* Begin Dataset records *

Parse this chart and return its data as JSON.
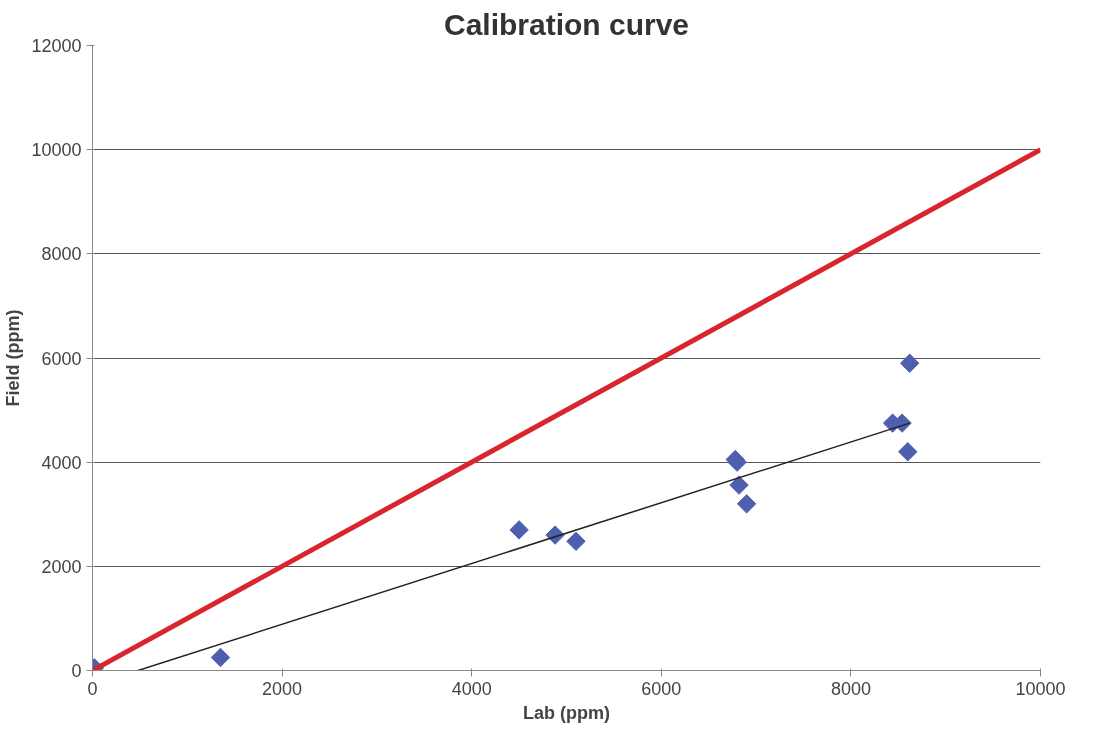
{
  "chart_data": {
    "type": "scatter",
    "title": "Calibration curve",
    "xlabel": "Lab (ppm)",
    "ylabel": "Field (ppm)",
    "xlim": [
      0,
      10000
    ],
    "xticks": [
      0,
      2000,
      4000,
      6000,
      8000,
      10000
    ],
    "ylim": [
      0,
      12000
    ],
    "yticks": [
      0,
      2000,
      4000,
      6000,
      8000,
      10000,
      12000
    ],
    "grid": "y",
    "series": [
      {
        "marker": "diamond",
        "color": "#4f5fb0",
        "x": [
          20,
          1350,
          4500,
          4880,
          5100,
          6780,
          6800,
          6820,
          6900,
          8440,
          8540,
          8620,
          8600
        ],
        "values": [
          50,
          250,
          2700,
          2600,
          2480,
          4050,
          4000,
          3560,
          3200,
          4750,
          4750,
          5900,
          4200
        ]
      },
      {
        "type": "line",
        "color": "#d9252e",
        "x": [
          0,
          10000
        ],
        "values": [
          0,
          10000
        ]
      },
      {
        "type": "line",
        "color": "#222222",
        "x": [
          480,
          8620
        ],
        "values": [
          0,
          4750
        ]
      }
    ]
  }
}
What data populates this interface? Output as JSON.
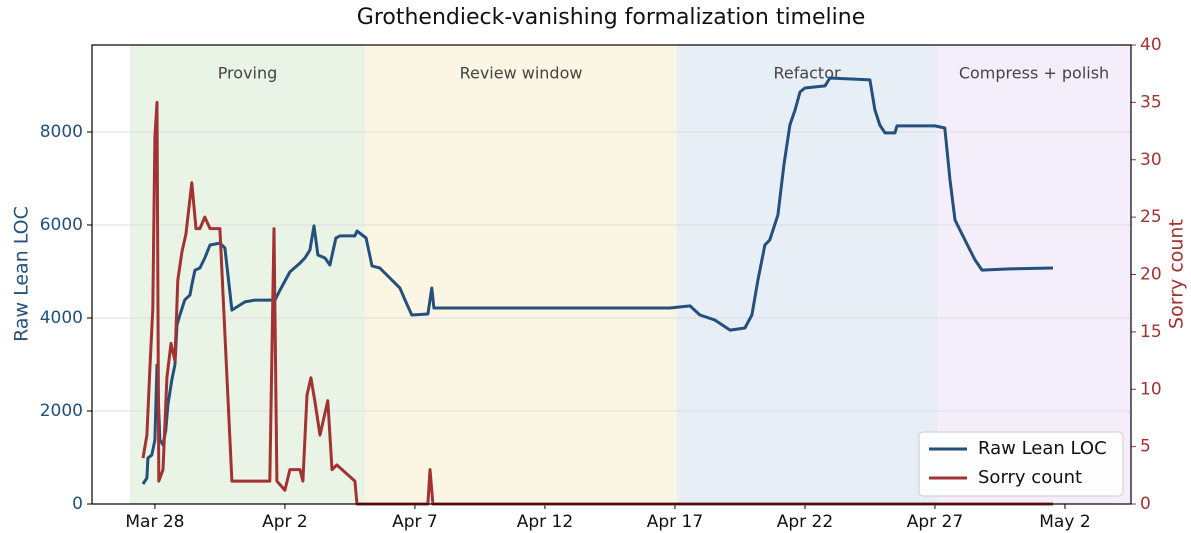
{
  "chart_data": {
    "type": "line",
    "title": "Grothendieck-vanishing formalization timeline",
    "ylabel": "Raw Lean LOC",
    "y2label": "Sorry count",
    "xlim": [
      -2.42,
      37.54
    ],
    "xticks": [
      {
        "value": 0,
        "label": "Mar 28"
      },
      {
        "value": 5,
        "label": "Apr 2"
      },
      {
        "value": 10,
        "label": "Apr 7"
      },
      {
        "value": 15,
        "label": "Apr 12"
      },
      {
        "value": 20,
        "label": "Apr 17"
      },
      {
        "value": 25,
        "label": "Apr 22"
      },
      {
        "value": 30,
        "label": "Apr 27"
      },
      {
        "value": 35,
        "label": "May 2"
      }
    ],
    "ylim": [
      0,
      9870
    ],
    "yticks": [
      0,
      2000,
      4000,
      6000,
      8000
    ],
    "y2lim": [
      0,
      40
    ],
    "y2ticks": [
      0,
      5,
      10,
      15,
      20,
      25,
      30,
      35,
      40
    ],
    "grid": true,
    "legend": "lower right",
    "regions": [
      {
        "label": "Proving",
        "start": -0.96,
        "end": 8.08,
        "color": "#e9f3e6"
      },
      {
        "label": "Review window",
        "start": 8.08,
        "end": 20.08,
        "color": "#fbf6e4"
      },
      {
        "label": "Refactor",
        "start": 20.08,
        "end": 30.08,
        "color": "#e8eef6"
      },
      {
        "label": "Compress + polish",
        "start": 30.08,
        "end": 37.54,
        "color": "#f4eefa"
      }
    ],
    "series": [
      {
        "name": "Raw Lean LOC",
        "color": "#24507c",
        "x": [
          -0.46,
          -0.31,
          -0.27,
          -0.12,
          0,
          0.08,
          0.19,
          0.31,
          0.42,
          0.5,
          0.65,
          0.77,
          0.85,
          0.96,
          1.15,
          1.35,
          1.42,
          1.54,
          1.73,
          1.92,
          2.12,
          2.5,
          2.69,
          2.96,
          3.46,
          3.85,
          4.62,
          4.81,
          5.19,
          5.58,
          5.77,
          5.96,
          6.12,
          6.27,
          6.54,
          6.73,
          6.96,
          7.12,
          7.69,
          7.77,
          8.12,
          8.35,
          8.65,
          9.42,
          9.62,
          9.88,
          10.5,
          10.65,
          10.73,
          15.19,
          19.81,
          20.58,
          20.96,
          21.54,
          22.12,
          22.69,
          22.96,
          23.19,
          23.46,
          23.65,
          23.96,
          24.19,
          24.42,
          24.62,
          24.81,
          25,
          25.77,
          25.96,
          27.5,
          27.69,
          27.88,
          28.08,
          28.46,
          28.54,
          30,
          30.38,
          30.58,
          30.77,
          31.15,
          31.54,
          31.81,
          32.88,
          34.54
        ],
        "values": [
          430,
          560,
          990,
          1054,
          1376,
          2990,
          1376,
          1270,
          1590,
          2130,
          2670,
          2990,
          3850,
          4065,
          4390,
          4495,
          4710,
          5030,
          5075,
          5290,
          5570,
          5610,
          5505,
          4170,
          4345,
          4385,
          4385,
          4600,
          4990,
          5180,
          5290,
          5460,
          5980,
          5355,
          5290,
          5140,
          5720,
          5765,
          5765,
          5870,
          5720,
          5120,
          5075,
          4645,
          4385,
          4065,
          4085,
          4645,
          4215,
          4215,
          4215,
          4260,
          4065,
          3955,
          3740,
          3785,
          4065,
          4815,
          5570,
          5680,
          6215,
          7290,
          8150,
          8475,
          8860,
          8945,
          8990,
          9160,
          9120,
          8475,
          8150,
          7980,
          7980,
          8130,
          8130,
          8085,
          6970,
          6110,
          5680,
          5250,
          5030,
          5055,
          5075
        ]
      },
      {
        "name": "Sorry count",
        "color": "#a33232",
        "axis": "y2",
        "x": [
          -0.46,
          -0.31,
          -0.19,
          -0.08,
          0,
          0.08,
          0.15,
          0.31,
          0.46,
          0.62,
          0.77,
          0.88,
          1.04,
          1.19,
          1.42,
          1.58,
          1.73,
          1.92,
          2.12,
          2.5,
          2.96,
          4.42,
          4.58,
          4.69,
          5,
          5.19,
          5.58,
          5.69,
          5.85,
          6,
          6.15,
          6.35,
          6.65,
          6.81,
          7,
          7.69,
          7.77,
          10.5,
          10.58,
          10.69,
          34.54
        ],
        "values": [
          4,
          6,
          12,
          17,
          32,
          35,
          2,
          3,
          11,
          14,
          12.5,
          19.5,
          22,
          23.5,
          28,
          24,
          24,
          25,
          24,
          24,
          2,
          2,
          24,
          2,
          1.2,
          3,
          3,
          2,
          9.5,
          11,
          9,
          6,
          9,
          3,
          3.4,
          2,
          0,
          0,
          3,
          0,
          0
        ]
      }
    ]
  }
}
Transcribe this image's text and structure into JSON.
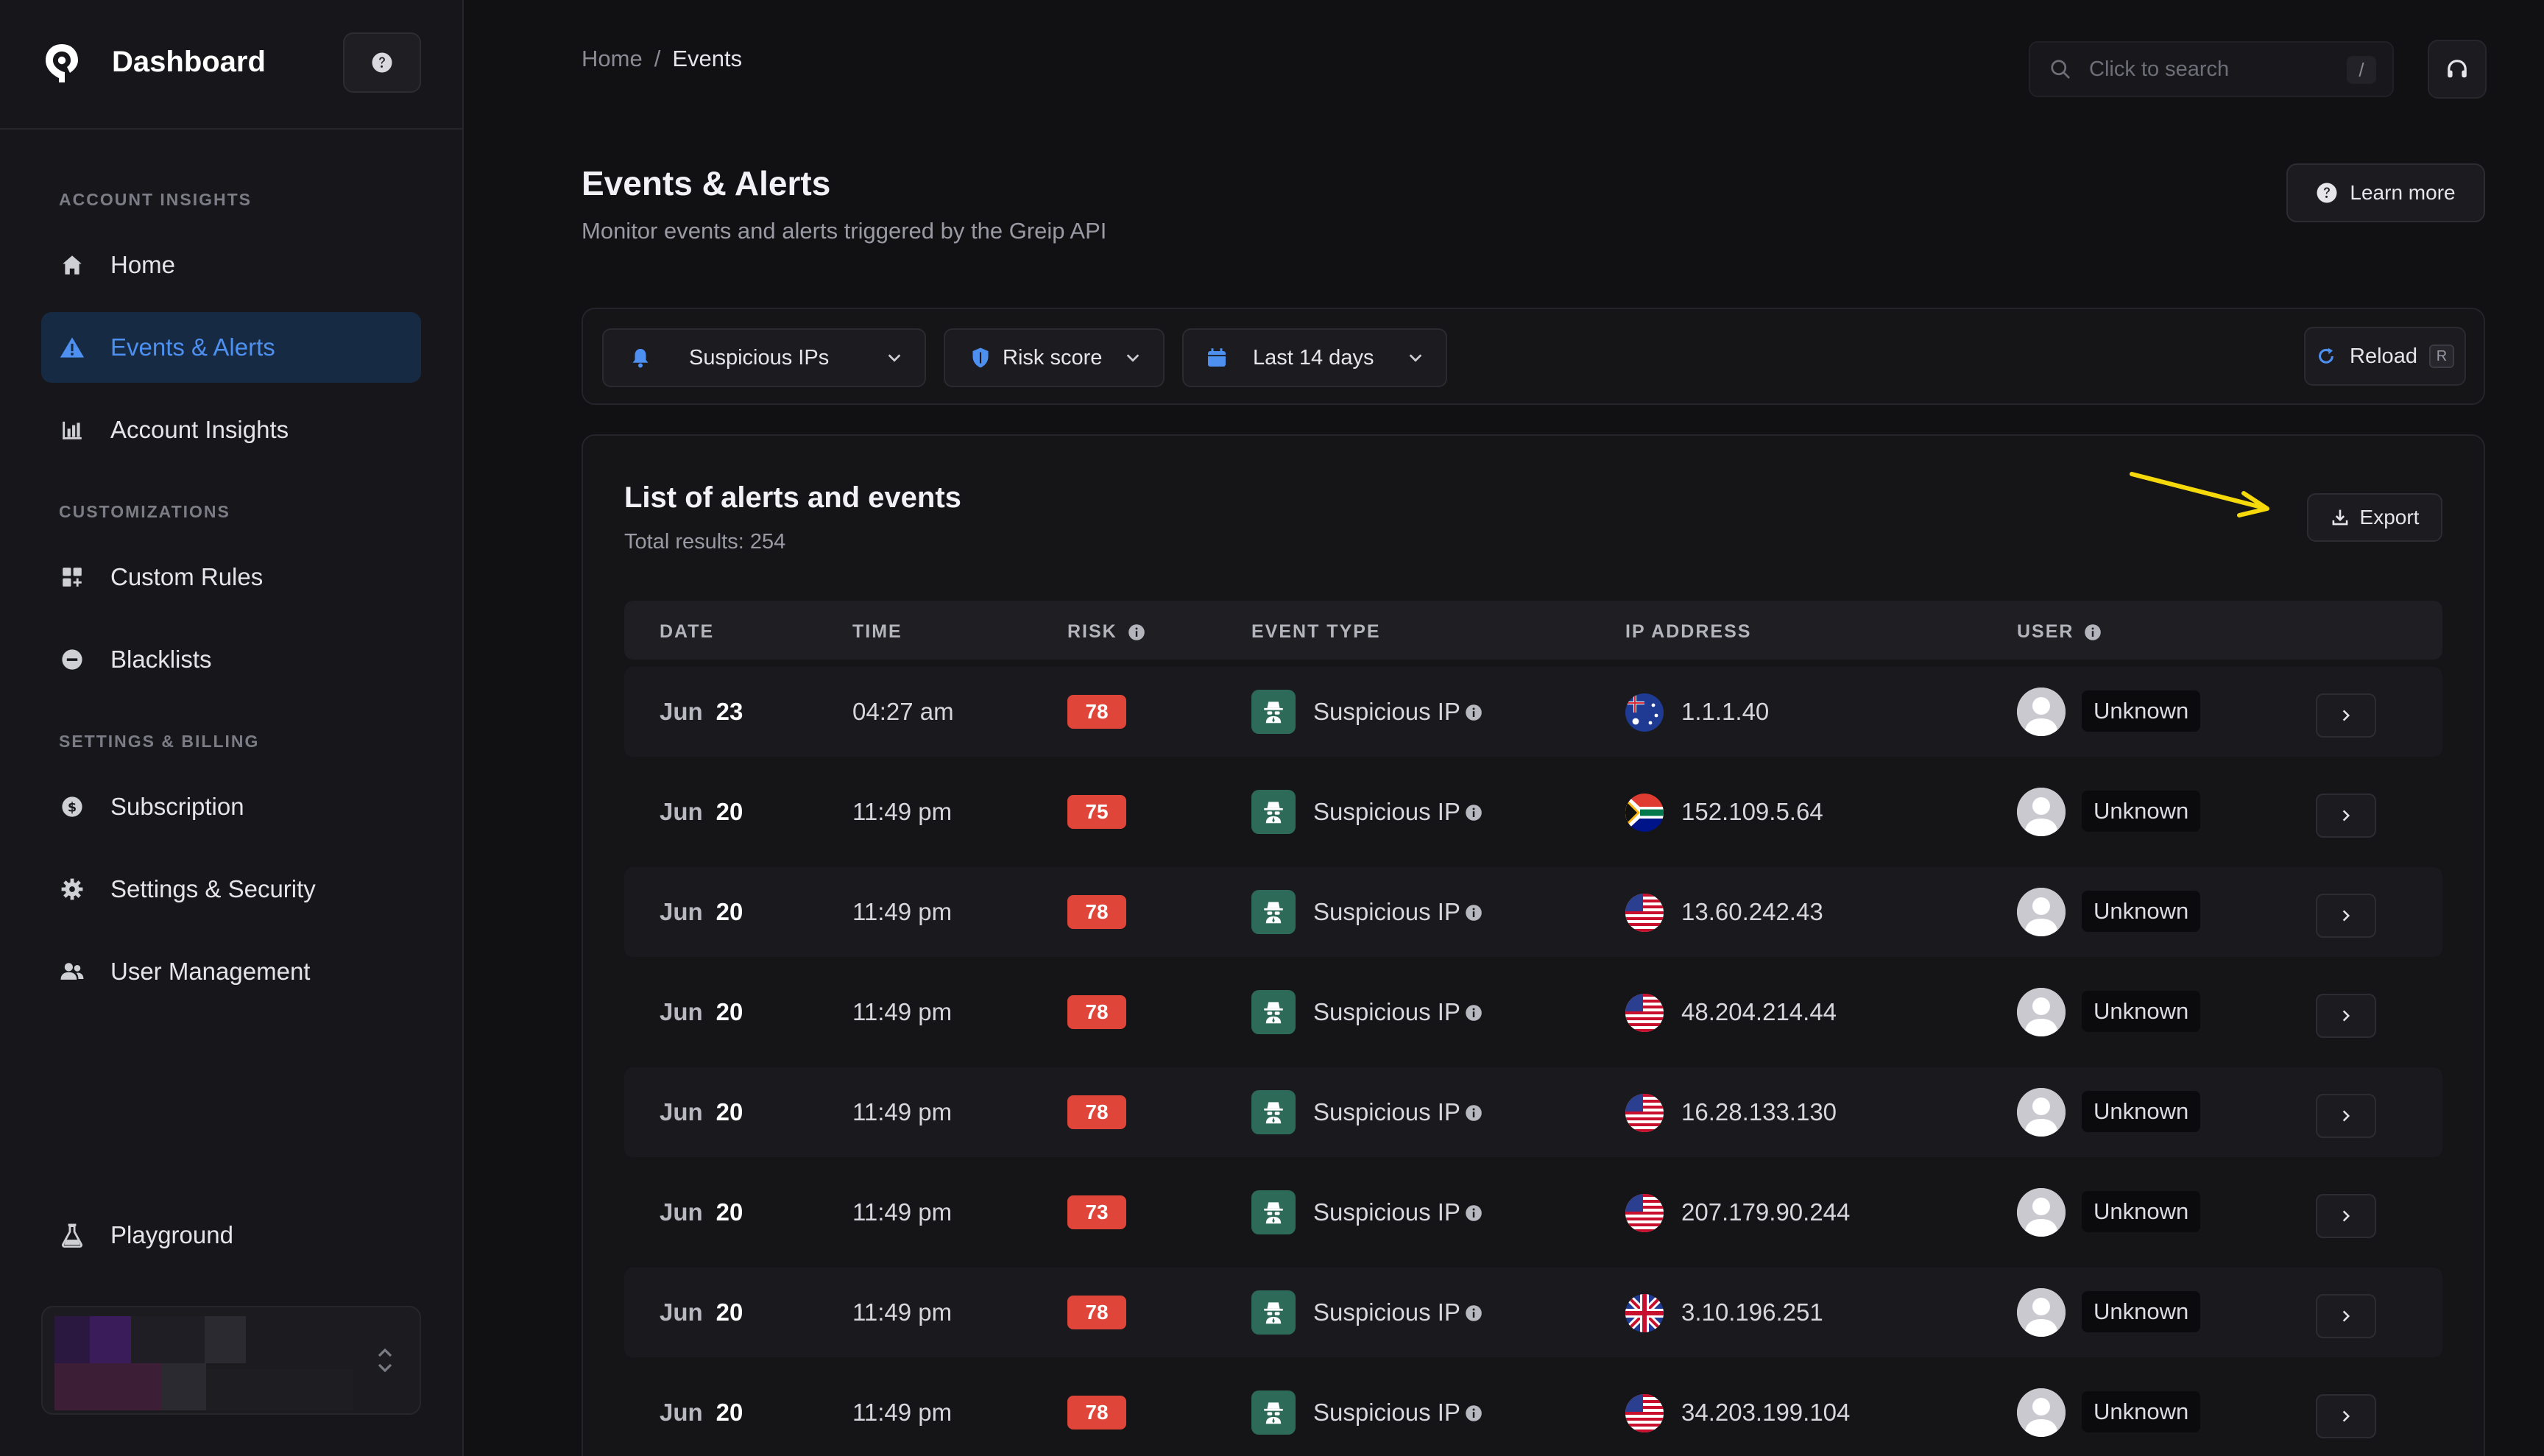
{
  "sidebar": {
    "brand": "Dashboard",
    "sections": {
      "account": "ACCOUNT INSIGHTS",
      "custom": "CUSTOMIZATIONS",
      "billing": "SETTINGS & BILLING"
    },
    "items": {
      "home": "Home",
      "events": "Events & Alerts",
      "insights": "Account Insights",
      "rules": "Custom Rules",
      "blacklists": "Blacklists",
      "subscription": "Subscription",
      "settings": "Settings & Security",
      "users": "User Management",
      "playground": "Playground"
    }
  },
  "topbar": {
    "breadcrumb": {
      "home": "Home",
      "sep": "/",
      "current": "Events"
    },
    "search_placeholder": "Click to search",
    "search_shortcut": "/"
  },
  "page": {
    "title": "Events & Alerts",
    "subtitle": "Monitor events and alerts triggered by the Greip API",
    "learn_more": "Learn more"
  },
  "filters": {
    "type": "Suspicious IPs",
    "risk": "Risk score",
    "range": "Last 14 days",
    "reload": "Reload",
    "reload_shortcut": "R"
  },
  "list": {
    "title": "List of alerts and events",
    "total": "Total results: 254",
    "export": "Export",
    "columns": {
      "date": "DATE",
      "time": "TIME",
      "risk": "RISK",
      "event_type": "EVENT TYPE",
      "ip": "IP ADDRESS",
      "user": "USER"
    },
    "rows": [
      {
        "month": "Jun",
        "day": "23",
        "time": "04:27 am",
        "risk": "78",
        "event": "Suspicious IP",
        "flag": "au",
        "ip": "1.1.1.40",
        "user": "Unknown"
      },
      {
        "month": "Jun",
        "day": "20",
        "time": "11:49 pm",
        "risk": "75",
        "event": "Suspicious IP",
        "flag": "za",
        "ip": "152.109.5.64",
        "user": "Unknown"
      },
      {
        "month": "Jun",
        "day": "20",
        "time": "11:49 pm",
        "risk": "78",
        "event": "Suspicious IP",
        "flag": "us",
        "ip": "13.60.242.43",
        "user": "Unknown"
      },
      {
        "month": "Jun",
        "day": "20",
        "time": "11:49 pm",
        "risk": "78",
        "event": "Suspicious IP",
        "flag": "us",
        "ip": "48.204.214.44",
        "user": "Unknown"
      },
      {
        "month": "Jun",
        "day": "20",
        "time": "11:49 pm",
        "risk": "78",
        "event": "Suspicious IP",
        "flag": "us",
        "ip": "16.28.133.130",
        "user": "Unknown"
      },
      {
        "month": "Jun",
        "day": "20",
        "time": "11:49 pm",
        "risk": "73",
        "event": "Suspicious IP",
        "flag": "us",
        "ip": "207.179.90.244",
        "user": "Unknown"
      },
      {
        "month": "Jun",
        "day": "20",
        "time": "11:49 pm",
        "risk": "78",
        "event": "Suspicious IP",
        "flag": "gb",
        "ip": "3.10.196.251",
        "user": "Unknown"
      },
      {
        "month": "Jun",
        "day": "20",
        "time": "11:49 pm",
        "risk": "78",
        "event": "Suspicious IP",
        "flag": "us",
        "ip": "34.203.199.104",
        "user": "Unknown"
      }
    ]
  },
  "colors": {
    "accent": "#4d90f0",
    "risk_badge": "#e0453a",
    "event_icon_bg": "#2e6a58",
    "annotation_arrow": "#f5d90a"
  }
}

* End Dataset records *

### Aim of the task
Copy, from the material above, each line in which the string "Lean" occurs.

### Problem solution
    "ylabel": "Raw Lean LOC",
        "name": "Raw Lean LOC",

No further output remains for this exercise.